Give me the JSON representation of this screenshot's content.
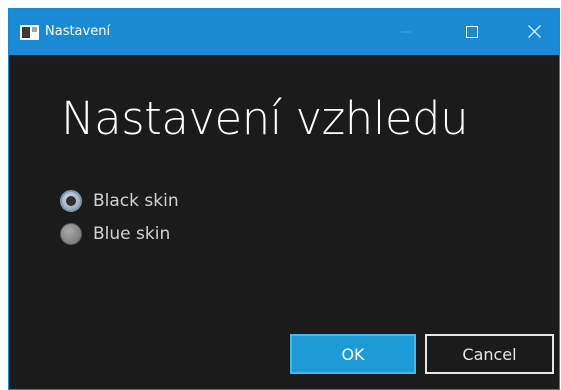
{
  "window": {
    "title": "Nastavení",
    "accent": "#1a8ad4",
    "background": "#1b1b1b",
    "app_icon": "window-icon",
    "controls": {
      "minimize_icon": "minimize-icon",
      "maximize_icon": "maximize-icon",
      "close_icon": "close-icon"
    }
  },
  "main": {
    "heading": "Nastavení vzhledu",
    "options": [
      {
        "label": "Black skin",
        "checked": true
      },
      {
        "label": "Blue skin",
        "checked": false
      }
    ]
  },
  "buttons": {
    "ok": "OK",
    "cancel": "Cancel"
  }
}
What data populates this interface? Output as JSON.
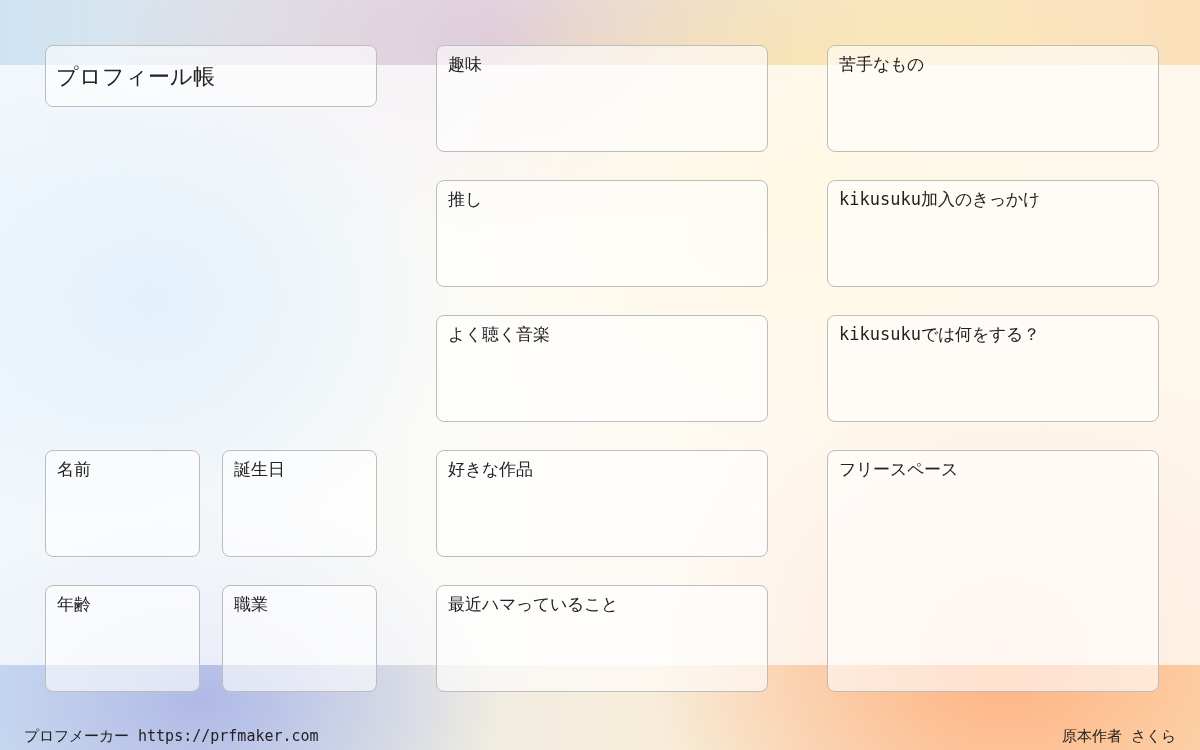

= = = =

_WRITTEN REQUEST_
All entries must be written out again exactly as given, with no pictures in the copy.

_TASK RESULT_
Give me the JSON representation of this screenshot's content.
{
  "window": {
    "title": "Nastavení",
    "accent": "#1a8ad4",
    "background": "#1b1b1b",
    "app_icon": "window-icon",
    "controls": {
      "minimize_icon": "minimize-icon",
      "maximize_icon": "maximize-icon",
      "close_icon": "close-icon"
    }
  },
  "main": {
    "heading": "Nastavení vzhledu",
    "options": [
      {
        "label": "Black skin",
        "checked": true
      },
      {
        "label": "Blue skin",
        "checked": false
      }
    ]
  },
  "buttons": {
    "ok": "OK",
    "cancel": "Cancel"
  }
}
What data populates this interface? Output as JSON.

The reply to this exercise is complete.